EXERCISE AIM. In the following material, identify every line holding the string "effects" and return it.

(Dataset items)
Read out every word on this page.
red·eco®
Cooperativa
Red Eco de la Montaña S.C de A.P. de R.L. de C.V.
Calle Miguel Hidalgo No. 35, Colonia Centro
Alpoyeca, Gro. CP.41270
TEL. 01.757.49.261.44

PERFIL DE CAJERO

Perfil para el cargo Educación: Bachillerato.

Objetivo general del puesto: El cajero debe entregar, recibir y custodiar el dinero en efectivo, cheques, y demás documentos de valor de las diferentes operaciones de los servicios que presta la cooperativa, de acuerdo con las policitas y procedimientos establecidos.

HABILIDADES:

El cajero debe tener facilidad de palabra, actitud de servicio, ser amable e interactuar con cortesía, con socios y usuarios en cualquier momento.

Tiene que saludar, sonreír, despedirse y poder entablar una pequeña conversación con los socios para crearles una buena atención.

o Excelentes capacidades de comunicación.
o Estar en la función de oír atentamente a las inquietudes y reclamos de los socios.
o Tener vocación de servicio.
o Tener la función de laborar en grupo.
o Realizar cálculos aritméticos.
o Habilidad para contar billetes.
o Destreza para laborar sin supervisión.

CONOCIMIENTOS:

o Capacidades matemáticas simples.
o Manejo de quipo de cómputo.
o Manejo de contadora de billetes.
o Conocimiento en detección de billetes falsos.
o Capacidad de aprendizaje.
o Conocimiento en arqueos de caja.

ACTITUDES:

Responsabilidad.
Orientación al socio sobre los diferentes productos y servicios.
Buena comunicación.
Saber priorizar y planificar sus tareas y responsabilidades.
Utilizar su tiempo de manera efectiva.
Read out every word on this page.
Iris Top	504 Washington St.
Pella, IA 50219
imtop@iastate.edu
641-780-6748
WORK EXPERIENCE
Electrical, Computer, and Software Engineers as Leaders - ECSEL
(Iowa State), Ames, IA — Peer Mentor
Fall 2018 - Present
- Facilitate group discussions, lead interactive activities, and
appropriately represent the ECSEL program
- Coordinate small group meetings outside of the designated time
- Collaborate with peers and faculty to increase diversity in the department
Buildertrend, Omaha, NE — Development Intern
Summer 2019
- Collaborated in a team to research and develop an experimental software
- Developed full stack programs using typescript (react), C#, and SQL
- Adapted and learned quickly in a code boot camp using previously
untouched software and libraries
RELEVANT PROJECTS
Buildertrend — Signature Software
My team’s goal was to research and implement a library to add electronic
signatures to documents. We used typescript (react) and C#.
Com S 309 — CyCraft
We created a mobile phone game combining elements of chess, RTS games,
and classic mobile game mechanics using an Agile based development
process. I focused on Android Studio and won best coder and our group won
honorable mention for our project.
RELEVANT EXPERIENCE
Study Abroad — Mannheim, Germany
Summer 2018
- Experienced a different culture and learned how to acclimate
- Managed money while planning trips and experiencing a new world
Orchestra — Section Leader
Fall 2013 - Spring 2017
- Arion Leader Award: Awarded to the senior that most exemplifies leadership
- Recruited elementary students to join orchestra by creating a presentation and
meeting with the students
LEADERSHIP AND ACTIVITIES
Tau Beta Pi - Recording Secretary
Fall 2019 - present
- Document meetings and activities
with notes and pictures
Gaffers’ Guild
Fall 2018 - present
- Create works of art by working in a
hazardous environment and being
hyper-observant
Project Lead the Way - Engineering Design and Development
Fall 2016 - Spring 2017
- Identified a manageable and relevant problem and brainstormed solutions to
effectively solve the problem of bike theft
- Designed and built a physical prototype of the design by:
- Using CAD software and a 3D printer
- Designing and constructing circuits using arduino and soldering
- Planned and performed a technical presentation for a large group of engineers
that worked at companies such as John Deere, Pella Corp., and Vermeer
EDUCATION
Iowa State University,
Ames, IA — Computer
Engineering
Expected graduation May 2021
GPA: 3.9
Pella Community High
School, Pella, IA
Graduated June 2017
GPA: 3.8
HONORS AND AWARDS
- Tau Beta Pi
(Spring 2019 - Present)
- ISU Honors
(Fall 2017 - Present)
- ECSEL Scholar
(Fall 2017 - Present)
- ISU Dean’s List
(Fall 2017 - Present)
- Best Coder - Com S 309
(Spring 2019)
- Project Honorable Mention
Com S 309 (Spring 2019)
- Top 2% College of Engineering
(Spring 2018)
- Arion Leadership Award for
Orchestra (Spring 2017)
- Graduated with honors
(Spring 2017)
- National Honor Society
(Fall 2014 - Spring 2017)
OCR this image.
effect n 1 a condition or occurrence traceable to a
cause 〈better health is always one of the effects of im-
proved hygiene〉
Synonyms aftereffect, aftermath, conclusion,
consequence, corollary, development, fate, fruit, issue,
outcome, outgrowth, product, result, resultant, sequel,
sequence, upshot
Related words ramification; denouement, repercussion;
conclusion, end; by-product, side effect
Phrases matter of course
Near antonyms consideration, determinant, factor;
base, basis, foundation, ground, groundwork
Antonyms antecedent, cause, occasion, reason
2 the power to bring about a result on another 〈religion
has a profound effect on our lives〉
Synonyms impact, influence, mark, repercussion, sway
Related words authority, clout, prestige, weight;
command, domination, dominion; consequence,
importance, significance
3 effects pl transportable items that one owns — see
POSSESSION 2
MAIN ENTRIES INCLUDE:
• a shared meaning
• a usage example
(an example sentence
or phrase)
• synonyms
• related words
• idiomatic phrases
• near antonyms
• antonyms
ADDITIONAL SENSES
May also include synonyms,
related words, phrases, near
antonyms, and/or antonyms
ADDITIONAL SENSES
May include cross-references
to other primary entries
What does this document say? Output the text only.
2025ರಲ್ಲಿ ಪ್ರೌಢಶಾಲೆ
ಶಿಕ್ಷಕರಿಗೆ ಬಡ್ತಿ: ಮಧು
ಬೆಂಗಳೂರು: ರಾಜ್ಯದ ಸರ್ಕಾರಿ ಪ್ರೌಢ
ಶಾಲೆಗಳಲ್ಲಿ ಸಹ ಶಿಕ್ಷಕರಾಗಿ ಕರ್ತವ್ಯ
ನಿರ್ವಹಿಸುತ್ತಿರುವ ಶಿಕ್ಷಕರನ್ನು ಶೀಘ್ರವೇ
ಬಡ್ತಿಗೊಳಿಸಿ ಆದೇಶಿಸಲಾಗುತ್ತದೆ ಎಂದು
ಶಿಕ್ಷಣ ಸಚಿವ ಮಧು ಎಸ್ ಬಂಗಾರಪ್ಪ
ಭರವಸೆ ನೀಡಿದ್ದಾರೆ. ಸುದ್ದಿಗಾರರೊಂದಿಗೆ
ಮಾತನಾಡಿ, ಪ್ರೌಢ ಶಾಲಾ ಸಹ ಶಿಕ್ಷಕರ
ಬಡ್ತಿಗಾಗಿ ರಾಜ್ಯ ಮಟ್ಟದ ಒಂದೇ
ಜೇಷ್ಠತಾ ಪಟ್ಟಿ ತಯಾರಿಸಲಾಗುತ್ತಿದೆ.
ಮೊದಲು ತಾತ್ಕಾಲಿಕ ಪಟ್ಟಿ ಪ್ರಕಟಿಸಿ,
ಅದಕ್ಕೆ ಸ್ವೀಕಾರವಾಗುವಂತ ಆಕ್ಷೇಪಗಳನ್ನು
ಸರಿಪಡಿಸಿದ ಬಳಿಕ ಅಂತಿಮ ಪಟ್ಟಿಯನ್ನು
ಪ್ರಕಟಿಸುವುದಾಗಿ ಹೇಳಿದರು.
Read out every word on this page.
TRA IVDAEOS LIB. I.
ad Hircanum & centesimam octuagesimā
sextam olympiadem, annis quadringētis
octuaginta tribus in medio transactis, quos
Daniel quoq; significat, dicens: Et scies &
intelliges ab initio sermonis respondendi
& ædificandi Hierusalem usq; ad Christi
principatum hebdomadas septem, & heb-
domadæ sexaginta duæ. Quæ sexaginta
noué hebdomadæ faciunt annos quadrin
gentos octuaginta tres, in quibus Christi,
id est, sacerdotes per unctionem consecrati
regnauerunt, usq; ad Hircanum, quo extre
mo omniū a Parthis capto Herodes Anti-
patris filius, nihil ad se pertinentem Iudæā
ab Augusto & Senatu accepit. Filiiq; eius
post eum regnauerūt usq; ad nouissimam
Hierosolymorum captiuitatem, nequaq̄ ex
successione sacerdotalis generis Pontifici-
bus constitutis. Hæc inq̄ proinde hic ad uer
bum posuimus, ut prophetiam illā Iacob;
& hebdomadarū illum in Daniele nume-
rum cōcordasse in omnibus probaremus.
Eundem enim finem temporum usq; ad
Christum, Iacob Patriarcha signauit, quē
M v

OUTPUT OF THE EXERCISE.
cause 〈better health is always one of the effects of im-
3 effects pl transportable items that one owns — see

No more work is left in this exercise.